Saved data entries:
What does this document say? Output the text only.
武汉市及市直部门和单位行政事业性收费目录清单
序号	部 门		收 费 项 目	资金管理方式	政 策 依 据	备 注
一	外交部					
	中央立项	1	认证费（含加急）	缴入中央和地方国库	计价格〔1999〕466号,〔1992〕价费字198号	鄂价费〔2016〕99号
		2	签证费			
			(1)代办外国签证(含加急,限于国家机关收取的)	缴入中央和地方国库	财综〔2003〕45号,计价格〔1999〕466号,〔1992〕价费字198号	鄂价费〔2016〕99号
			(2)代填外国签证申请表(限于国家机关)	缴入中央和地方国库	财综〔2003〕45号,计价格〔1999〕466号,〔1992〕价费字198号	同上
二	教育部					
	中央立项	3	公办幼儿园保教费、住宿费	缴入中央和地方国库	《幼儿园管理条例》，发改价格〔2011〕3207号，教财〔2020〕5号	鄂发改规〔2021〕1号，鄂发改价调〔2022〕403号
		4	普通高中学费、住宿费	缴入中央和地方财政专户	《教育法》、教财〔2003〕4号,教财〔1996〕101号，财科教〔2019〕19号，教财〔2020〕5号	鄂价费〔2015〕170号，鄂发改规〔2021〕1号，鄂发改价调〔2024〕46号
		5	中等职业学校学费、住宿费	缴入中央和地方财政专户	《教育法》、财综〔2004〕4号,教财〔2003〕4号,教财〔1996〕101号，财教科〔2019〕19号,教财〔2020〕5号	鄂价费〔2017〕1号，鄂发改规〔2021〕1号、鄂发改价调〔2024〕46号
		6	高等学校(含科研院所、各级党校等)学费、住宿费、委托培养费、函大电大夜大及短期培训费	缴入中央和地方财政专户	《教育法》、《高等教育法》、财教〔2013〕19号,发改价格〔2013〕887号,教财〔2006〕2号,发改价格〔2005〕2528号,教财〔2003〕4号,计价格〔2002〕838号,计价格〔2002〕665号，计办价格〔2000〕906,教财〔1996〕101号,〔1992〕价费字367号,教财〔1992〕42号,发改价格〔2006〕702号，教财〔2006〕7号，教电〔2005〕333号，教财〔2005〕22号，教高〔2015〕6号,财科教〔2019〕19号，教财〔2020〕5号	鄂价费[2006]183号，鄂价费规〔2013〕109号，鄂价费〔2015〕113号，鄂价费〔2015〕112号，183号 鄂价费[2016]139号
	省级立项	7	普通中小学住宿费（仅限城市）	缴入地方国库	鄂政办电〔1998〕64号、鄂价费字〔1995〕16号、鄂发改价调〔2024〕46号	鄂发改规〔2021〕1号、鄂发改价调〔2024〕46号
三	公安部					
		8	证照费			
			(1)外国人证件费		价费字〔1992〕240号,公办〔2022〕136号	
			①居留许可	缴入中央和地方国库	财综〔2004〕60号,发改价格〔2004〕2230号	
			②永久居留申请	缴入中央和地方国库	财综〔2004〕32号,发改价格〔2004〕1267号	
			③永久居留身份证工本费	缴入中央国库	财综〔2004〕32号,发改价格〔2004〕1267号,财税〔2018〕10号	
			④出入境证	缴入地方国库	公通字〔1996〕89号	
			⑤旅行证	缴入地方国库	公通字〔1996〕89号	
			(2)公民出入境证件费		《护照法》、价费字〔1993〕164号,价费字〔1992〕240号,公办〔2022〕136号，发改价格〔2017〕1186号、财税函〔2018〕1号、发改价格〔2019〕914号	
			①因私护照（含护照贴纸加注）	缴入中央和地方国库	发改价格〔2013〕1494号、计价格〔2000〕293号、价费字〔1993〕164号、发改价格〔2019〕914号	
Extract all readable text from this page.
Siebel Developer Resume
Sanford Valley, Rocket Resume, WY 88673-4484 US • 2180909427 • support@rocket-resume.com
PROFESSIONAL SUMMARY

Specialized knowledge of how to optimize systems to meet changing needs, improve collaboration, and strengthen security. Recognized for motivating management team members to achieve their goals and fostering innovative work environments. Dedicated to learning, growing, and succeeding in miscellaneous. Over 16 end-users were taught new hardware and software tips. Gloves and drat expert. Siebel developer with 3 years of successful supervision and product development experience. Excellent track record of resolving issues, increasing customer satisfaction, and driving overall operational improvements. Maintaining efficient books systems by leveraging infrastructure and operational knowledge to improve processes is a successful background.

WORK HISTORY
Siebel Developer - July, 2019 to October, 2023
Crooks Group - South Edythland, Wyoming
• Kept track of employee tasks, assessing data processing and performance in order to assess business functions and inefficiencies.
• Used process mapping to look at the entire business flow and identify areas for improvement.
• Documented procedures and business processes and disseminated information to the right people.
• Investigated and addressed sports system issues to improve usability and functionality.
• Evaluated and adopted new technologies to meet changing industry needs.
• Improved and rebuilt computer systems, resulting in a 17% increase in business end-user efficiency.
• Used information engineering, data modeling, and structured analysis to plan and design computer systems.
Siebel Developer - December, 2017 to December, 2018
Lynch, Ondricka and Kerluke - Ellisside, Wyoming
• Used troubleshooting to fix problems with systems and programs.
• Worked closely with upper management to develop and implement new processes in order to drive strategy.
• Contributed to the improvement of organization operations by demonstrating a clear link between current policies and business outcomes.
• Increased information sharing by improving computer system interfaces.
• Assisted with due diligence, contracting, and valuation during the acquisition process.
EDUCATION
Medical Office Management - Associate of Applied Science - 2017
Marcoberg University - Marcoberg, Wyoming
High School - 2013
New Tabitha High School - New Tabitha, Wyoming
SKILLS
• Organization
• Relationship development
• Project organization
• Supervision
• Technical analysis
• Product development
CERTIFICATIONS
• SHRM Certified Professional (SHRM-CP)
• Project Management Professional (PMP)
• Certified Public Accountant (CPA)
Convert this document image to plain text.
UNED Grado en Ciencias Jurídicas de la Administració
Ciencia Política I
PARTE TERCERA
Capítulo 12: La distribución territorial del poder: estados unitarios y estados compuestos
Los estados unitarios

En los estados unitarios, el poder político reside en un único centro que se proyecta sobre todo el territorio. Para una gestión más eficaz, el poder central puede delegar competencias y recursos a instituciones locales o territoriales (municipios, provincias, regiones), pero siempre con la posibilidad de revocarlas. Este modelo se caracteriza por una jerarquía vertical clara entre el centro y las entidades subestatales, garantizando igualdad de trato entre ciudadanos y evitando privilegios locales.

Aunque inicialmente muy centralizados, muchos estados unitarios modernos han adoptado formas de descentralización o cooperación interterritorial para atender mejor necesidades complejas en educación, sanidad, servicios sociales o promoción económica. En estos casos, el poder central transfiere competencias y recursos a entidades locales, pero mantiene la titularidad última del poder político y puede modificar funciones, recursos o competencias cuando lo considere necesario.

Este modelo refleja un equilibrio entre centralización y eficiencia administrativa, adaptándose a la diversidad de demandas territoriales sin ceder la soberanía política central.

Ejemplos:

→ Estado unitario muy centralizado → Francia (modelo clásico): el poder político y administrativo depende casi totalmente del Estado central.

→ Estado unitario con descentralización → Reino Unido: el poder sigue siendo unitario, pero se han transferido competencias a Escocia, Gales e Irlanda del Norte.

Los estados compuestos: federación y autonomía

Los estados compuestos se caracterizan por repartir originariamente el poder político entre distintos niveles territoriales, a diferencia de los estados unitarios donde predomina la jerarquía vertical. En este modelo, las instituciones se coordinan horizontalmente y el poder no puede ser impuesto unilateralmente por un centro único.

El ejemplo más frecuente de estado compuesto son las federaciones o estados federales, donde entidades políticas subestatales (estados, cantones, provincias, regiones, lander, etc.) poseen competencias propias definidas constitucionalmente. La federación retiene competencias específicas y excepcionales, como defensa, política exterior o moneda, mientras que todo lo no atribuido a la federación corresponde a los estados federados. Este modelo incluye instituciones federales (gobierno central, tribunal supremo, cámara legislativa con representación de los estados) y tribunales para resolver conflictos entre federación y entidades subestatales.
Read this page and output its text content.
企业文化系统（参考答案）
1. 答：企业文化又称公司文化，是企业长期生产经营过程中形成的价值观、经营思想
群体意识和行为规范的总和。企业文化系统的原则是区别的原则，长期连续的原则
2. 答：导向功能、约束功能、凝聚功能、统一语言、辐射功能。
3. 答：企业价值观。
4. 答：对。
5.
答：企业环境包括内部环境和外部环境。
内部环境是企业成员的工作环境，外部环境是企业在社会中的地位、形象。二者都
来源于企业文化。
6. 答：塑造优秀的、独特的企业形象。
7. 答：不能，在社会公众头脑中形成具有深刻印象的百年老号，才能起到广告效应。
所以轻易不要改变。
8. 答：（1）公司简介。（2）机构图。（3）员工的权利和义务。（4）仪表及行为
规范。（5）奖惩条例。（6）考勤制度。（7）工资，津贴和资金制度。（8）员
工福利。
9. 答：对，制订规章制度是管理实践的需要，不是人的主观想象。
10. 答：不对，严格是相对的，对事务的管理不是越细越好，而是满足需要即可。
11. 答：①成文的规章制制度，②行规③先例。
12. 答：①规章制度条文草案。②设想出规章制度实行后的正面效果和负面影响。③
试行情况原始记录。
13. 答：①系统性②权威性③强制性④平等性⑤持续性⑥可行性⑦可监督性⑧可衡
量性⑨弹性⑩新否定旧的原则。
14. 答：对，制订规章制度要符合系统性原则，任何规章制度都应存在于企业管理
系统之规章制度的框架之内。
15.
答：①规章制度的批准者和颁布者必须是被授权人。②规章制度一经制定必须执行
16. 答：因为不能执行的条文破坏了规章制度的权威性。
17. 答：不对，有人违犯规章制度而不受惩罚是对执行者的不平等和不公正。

AIM OF THE EXERCISE:
Provide only the number of lines in the records containing the string "School".

ANSWER FOR THIS EXERCISE:
2